- [Exercise goal]
Pull out every line below that holds the word "Reykjavik".

(Collection entries)
——————————
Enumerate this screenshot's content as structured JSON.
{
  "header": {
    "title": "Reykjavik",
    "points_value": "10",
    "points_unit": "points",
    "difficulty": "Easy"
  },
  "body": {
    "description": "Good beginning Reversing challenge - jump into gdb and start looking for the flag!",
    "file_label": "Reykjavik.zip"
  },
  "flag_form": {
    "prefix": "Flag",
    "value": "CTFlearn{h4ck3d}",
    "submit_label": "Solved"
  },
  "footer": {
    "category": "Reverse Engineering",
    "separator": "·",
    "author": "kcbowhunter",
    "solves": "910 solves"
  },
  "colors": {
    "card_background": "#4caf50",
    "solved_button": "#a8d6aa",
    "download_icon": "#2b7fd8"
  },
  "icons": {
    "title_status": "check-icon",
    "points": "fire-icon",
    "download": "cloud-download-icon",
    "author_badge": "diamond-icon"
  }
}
——————————
- [Final result]
    "title": "Reykjavik",
    "file_label": "Reykjavik.zip"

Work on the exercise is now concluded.